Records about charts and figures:

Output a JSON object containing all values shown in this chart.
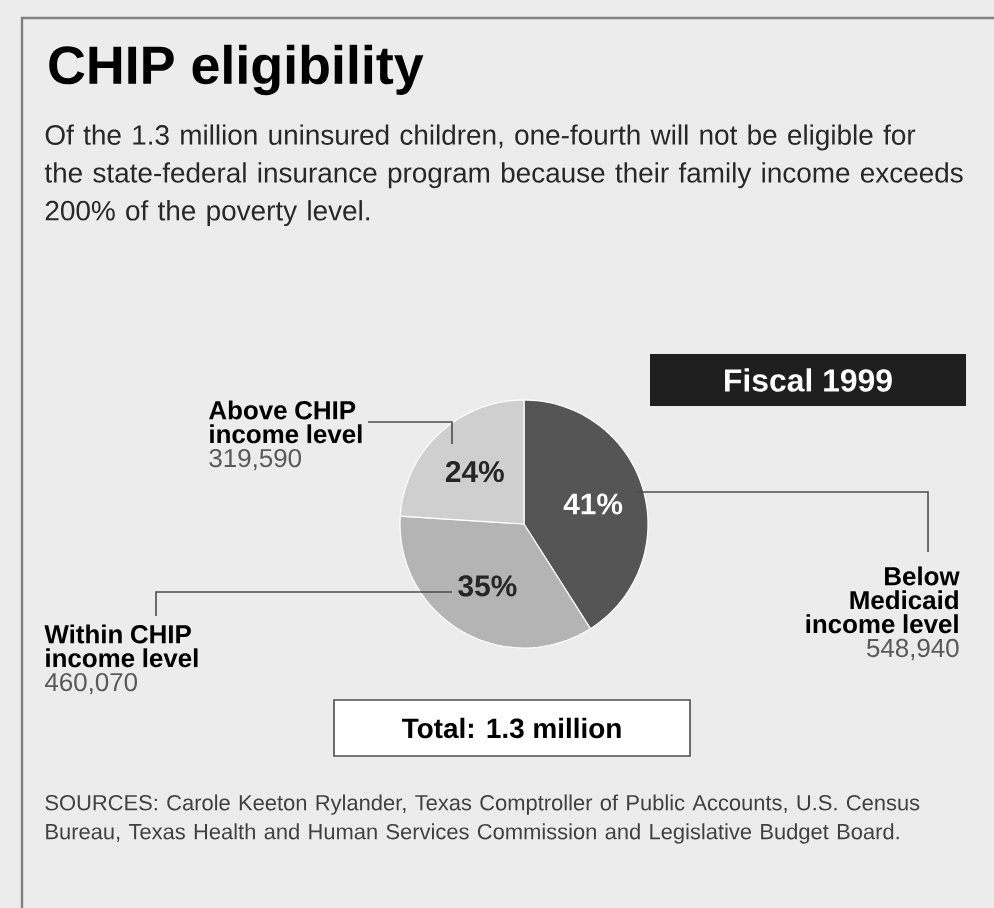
{
  "chart_data": {
    "type": "pie",
    "title": "CHIP eligibility",
    "subtitle": "Of the 1.3 million uninsured children, one-fourth will not be eligible for the state-federal insurance program because their family income exceeds 200% of the poverty level.",
    "categories": [
      "Below Medicaid income level",
      "Within CHIP income level",
      "Above CHIP income level"
    ],
    "values": [
      41,
      35,
      24
    ],
    "value_labels": [
      "41%",
      "35%",
      "24%"
    ],
    "colors": [
      "#555555",
      "#b4b4b4",
      "#cfcfcf"
    ],
    "annotations": [
      "Fiscal 1999",
      "Total: 1.3 million",
      "SOURCES: Carole Keeton Rylander, Texas Comptroller of Public Accounts, U.S. Census Bureau, Texas Health and Human Services Commission and Legislative Budget Board.",
      "548,940",
      "460,070",
      "319,590"
    ]
  }
}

• [Task directions]: Repeat each entry precisely as it appears. Leave the pictures out.

• [Response below]:
Output a JSON object containing all values shown in this chart.
{
  "chart_data": {
    "type": "pie",
    "title": "CHIP eligibility",
    "subtitle": "Of the 1.3 million uninsured children, one-fourth will not be eligible for the state-federal insurance program because their family income exceeds 200% of the poverty level.",
    "categories": [
      "Below Medicaid income level",
      "Within CHIP income level",
      "Above CHIP income level"
    ],
    "values": [
      41,
      35,
      24
    ],
    "value_labels": [
      "41%",
      "35%",
      "24%"
    ],
    "colors": [
      "#555555",
      "#b4b4b4",
      "#cfcfcf"
    ],
    "annotations": [
      "Fiscal 1999",
      "Total: 1.3 million",
      "SOURCES: Carole Keeton Rylander, Texas Comptroller of Public Accounts, U.S. Census Bureau, Texas Health and Human Services Commission and Legislative Budget Board.",
      "548,940",
      "460,070",
      "319,590"
    ]
  }
}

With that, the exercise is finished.